Return the full listing exactly as it is written.

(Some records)
▼▼▼

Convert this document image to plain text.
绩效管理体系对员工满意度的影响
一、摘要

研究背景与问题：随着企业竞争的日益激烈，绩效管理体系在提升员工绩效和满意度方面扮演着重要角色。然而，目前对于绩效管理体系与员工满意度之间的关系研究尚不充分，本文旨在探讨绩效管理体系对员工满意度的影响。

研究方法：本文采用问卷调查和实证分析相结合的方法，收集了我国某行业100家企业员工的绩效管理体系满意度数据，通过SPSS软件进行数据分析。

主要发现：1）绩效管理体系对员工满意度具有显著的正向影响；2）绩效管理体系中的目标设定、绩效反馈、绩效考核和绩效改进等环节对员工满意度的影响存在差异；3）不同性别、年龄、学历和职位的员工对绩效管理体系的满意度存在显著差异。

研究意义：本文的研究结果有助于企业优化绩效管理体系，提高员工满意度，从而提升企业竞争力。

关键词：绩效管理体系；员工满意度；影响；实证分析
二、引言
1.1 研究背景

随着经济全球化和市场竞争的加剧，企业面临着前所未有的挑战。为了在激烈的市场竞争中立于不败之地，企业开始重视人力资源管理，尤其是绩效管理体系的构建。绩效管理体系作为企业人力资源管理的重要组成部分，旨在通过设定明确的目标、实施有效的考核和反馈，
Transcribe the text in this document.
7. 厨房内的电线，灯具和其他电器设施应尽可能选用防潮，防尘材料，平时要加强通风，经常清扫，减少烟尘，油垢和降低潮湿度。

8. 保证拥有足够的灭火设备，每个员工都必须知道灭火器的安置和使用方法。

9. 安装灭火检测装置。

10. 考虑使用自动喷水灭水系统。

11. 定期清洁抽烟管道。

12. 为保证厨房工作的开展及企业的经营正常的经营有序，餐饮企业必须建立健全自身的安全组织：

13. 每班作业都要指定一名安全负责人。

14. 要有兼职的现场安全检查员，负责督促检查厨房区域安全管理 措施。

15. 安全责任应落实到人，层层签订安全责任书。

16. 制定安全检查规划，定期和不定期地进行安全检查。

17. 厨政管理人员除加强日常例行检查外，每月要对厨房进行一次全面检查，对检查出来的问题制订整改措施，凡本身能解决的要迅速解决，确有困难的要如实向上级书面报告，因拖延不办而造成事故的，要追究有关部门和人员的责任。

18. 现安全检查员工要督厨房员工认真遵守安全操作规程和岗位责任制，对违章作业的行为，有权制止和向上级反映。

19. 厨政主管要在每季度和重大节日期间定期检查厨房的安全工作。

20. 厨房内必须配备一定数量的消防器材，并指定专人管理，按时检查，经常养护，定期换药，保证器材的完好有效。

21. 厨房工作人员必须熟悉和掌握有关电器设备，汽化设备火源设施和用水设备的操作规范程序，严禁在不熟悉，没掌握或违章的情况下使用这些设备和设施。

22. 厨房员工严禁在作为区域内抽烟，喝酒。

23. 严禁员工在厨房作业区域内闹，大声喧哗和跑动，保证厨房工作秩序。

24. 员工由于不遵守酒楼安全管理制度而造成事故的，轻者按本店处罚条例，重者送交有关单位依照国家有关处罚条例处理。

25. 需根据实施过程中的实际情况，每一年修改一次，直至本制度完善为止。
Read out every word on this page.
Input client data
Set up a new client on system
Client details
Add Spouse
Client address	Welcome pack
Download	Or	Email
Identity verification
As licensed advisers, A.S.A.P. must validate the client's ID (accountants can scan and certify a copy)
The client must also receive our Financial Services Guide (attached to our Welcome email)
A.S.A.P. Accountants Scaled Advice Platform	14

▲▲▲

Result of this task:
Convert this document image to plain text.
绩效管理体系对员工满意度的影响
一、摘要

研究背景与问题：随着企业竞争的日益激烈，绩效管理体系在提升员工绩效和满意度方面扮演着重要角色。然而，目前对于绩效管理体系与员工满意度之间的关系研究尚不充分，本文旨在探讨绩效管理体系对员工满意度的影响。

研究方法：本文采用问卷调查和实证分析相结合的方法，收集了我国某行业100家企业员工的绩效管理体系满意度数据，通过SPSS软件进行数据分析。

主要发现：1）绩效管理体系对员工满意度具有显著的正向影响；2）绩效管理体系中的目标设定、绩效反馈、绩效考核和绩效改进等环节对员工满意度的影响存在差异；3）不同性别、年龄、学历和职位的员工对绩效管理体系的满意度存在显著差异。

研究意义：本文的研究结果有助于企业优化绩效管理体系，提高员工满意度，从而提升企业竞争力。

关键词：绩效管理体系；员工满意度；影响；实证分析
二、引言
1.1 研究背景

随着经济全球化和市场竞争的加剧，企业面临着前所未有的挑战。为了在激烈的市场竞争中立于不败之地，企业开始重视人力资源管理，尤其是绩效管理体系的构建。绩效管理体系作为企业人力资源管理的重要组成部分，旨在通过设定明确的目标、实施有效的考核和反馈，
Transcribe the text in this document.
7. 厨房内的电线，灯具和其他电器设施应尽可能选用防潮，防尘材料，平时要加强通风，经常清扫，减少烟尘，油垢和降低潮湿度。

8. 保证拥有足够的灭火设备，每个员工都必须知道灭火器的安置和使用方法。

9. 安装灭火检测装置。

10. 考虑使用自动喷水灭水系统。

11. 定期清洁抽烟管道。

12. 为保证厨房工作的开展及企业的经营正常的经营有序，餐饮企业必须建立健全自身的安全组织：

13. 每班作业都要指定一名安全负责人。

14. 要有兼职的现场安全检查员，负责督促检查厨房区域安全管理 措施。

15. 安全责任应落实到人，层层签订安全责任书。

16. 制定安全检查规划，定期和不定期地进行安全检查。

17. 厨政管理人员除加强日常例行检查外，每月要对厨房进行一次全面检查，对检查出来的问题制订整改措施，凡本身能解决的要迅速解决，确有困难的要如实向上级书面报告，因拖延不办而造成事故的，要追究有关部门和人员的责任。

18. 现安全检查员工要督厨房员工认真遵守安全操作规程和岗位责任制，对违章作业的行为，有权制止和向上级反映。

19. 厨政主管要在每季度和重大节日期间定期检查厨房的安全工作。

20. 厨房内必须配备一定数量的消防器材，并指定专人管理，按时检查，经常养护，定期换药，保证器材的完好有效。

21. 厨房工作人员必须熟悉和掌握有关电器设备，汽化设备火源设施和用水设备的操作规范程序，严禁在不熟悉，没掌握或违章的情况下使用这些设备和设施。

22. 厨房员工严禁在作为区域内抽烟，喝酒。

23. 严禁员工在厨房作业区域内闹，大声喧哗和跑动，保证厨房工作秩序。

24. 员工由于不遵守酒楼安全管理制度而造成事故的，轻者按本店处罚条例，重者送交有关单位依照国家有关处罚条例处理。

25. 需根据实施过程中的实际情况，每一年修改一次，直至本制度完善为止。
Read out every word on this page.
Input client data
Set up a new client on system
Client details
Add Spouse
Client address	Welcome pack
Download	Or	Email
Identity verification
As licensed advisers, A.S.A.P. must validate the client's ID (accountants can scan and certify a copy)
The client must also receive our Financial Services Guide (attached to our Welcome email)
A.S.A.P. Accountants Scaled Advice Platform	14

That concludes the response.